AIM OF THE TASK: Please return every line of the records below that contains the word "this". Case counts.

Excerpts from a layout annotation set
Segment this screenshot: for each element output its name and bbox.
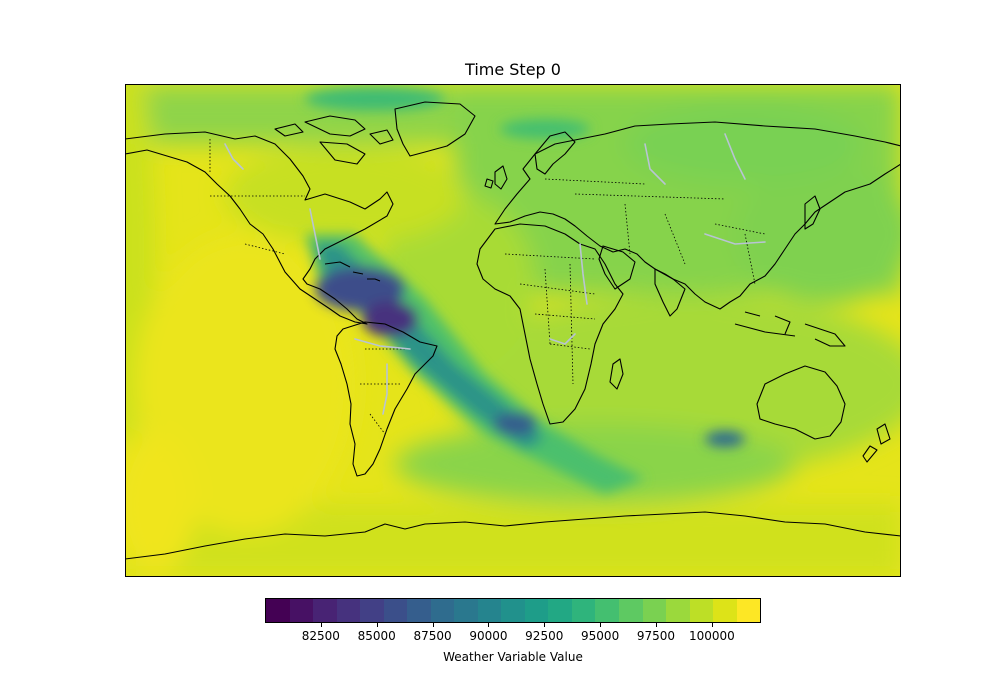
colorbar-segment — [736, 599, 761, 622]
colorbar-tick — [544, 623, 546, 627]
colorbar-tick — [600, 623, 602, 627]
colorbar-tick-label: 97500 — [636, 629, 676, 643]
border-south-america — [360, 348, 410, 435]
coastline-arabia — [598, 245, 636, 290]
colorbar-segment — [548, 599, 572, 622]
colorbar-segment — [713, 599, 737, 622]
coastline-arctic-islands — [274, 115, 394, 165]
colorbar-tick — [488, 623, 490, 627]
colorbar-segment — [289, 599, 314, 622]
colorbar-segment — [571, 599, 596, 622]
coastline-indonesia — [734, 311, 846, 347]
river-nile — [579, 243, 588, 305]
map-title: Time Step 0 — [465, 60, 561, 79]
colorbar-tick-label: 92500 — [525, 629, 564, 643]
coastline-japan — [804, 195, 821, 230]
colorbar-segment — [666, 599, 690, 622]
map-plot — [125, 84, 901, 577]
colorbar-segment — [454, 599, 478, 622]
coastline-south-america — [334, 321, 438, 477]
coastline-scandinavia — [534, 131, 576, 175]
coastline-eurasia — [494, 121, 901, 310]
coastline-madagascar — [609, 358, 624, 390]
coastline-britain — [484, 165, 508, 190]
colorbar-tick — [320, 623, 322, 627]
colorbar — [265, 598, 761, 623]
colorbar-tick-label: 85000 — [357, 629, 396, 643]
colorbar-tick-label: 82500 — [301, 629, 340, 643]
colorbar-segment — [313, 599, 337, 622]
field-layer — [125, 84, 901, 577]
colorbar-segment — [383, 599, 408, 622]
colorbar-segment — [360, 599, 384, 622]
colorbar-ticks: 82500 85000 87500 90000 92500 95000 97500 10000… — [265, 623, 761, 647]
river-mackenzie — [224, 143, 244, 170]
river-lena — [724, 133, 746, 180]
colorbar-segment — [336, 599, 361, 622]
colorbar-tick-label: 100000 — [688, 629, 735, 643]
colorbar-tick-label: 90000 — [469, 629, 508, 643]
colorbar-tick-label: 87500 — [413, 629, 452, 643]
coastlines — [125, 101, 901, 560]
coastline-north-america — [125, 131, 394, 325]
coastline-australia — [756, 365, 846, 440]
colorbar-segment — [642, 599, 667, 622]
river-yangtze — [704, 233, 766, 245]
coastline-india — [654, 268, 686, 317]
borders — [209, 139, 766, 435]
coastline-antarctica — [125, 511, 901, 560]
colorbar-segment — [501, 599, 525, 622]
colorbar-segment — [689, 599, 714, 622]
coastline-africa — [476, 223, 624, 425]
border-eurasia — [544, 178, 766, 285]
colorbar-tick — [376, 623, 378, 627]
colorbar-segment — [595, 599, 619, 622]
river-mississippi — [309, 208, 321, 260]
colorbar-label: Weather Variable Value — [443, 650, 583, 664]
colorbar-tick — [711, 623, 713, 627]
coastline-new-zealand — [862, 423, 891, 463]
colorbar-segment — [524, 599, 549, 622]
colorbar-segment — [618, 599, 643, 622]
river-ob — [644, 143, 666, 185]
river-parana — [382, 363, 388, 415]
rivers — [224, 133, 766, 415]
colorbar-segment — [430, 599, 455, 622]
river-congo — [549, 333, 576, 345]
colorbar-segment — [266, 599, 290, 622]
colorbar-tick — [655, 623, 657, 627]
river-amazon — [354, 338, 411, 350]
colorbar-segment — [407, 599, 431, 622]
map-frame — [125, 84, 901, 577]
colorbar-tick — [432, 623, 434, 627]
coastline-greenland — [394, 101, 476, 157]
colorbar-tick-label: 95000 — [581, 629, 620, 643]
coastline-caribbean — [324, 261, 381, 282]
field-band — [305, 87, 745, 494]
colorbar-segment — [477, 599, 502, 622]
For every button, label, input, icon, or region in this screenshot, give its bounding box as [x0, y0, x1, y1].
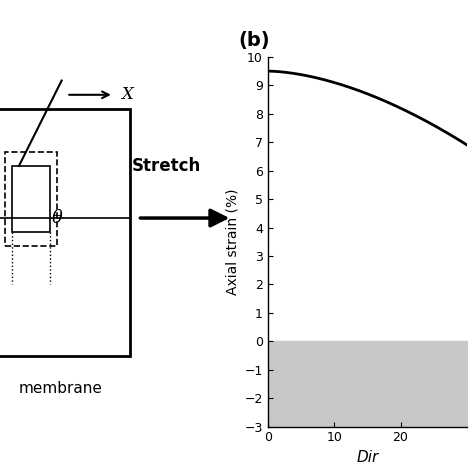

TASK RESPONSE:
Segment this screenshot: for each element output its name and bbox.
For every button, label, input, icon, or region in this screenshot, give its bounding box as [x0, y0, x1, y1].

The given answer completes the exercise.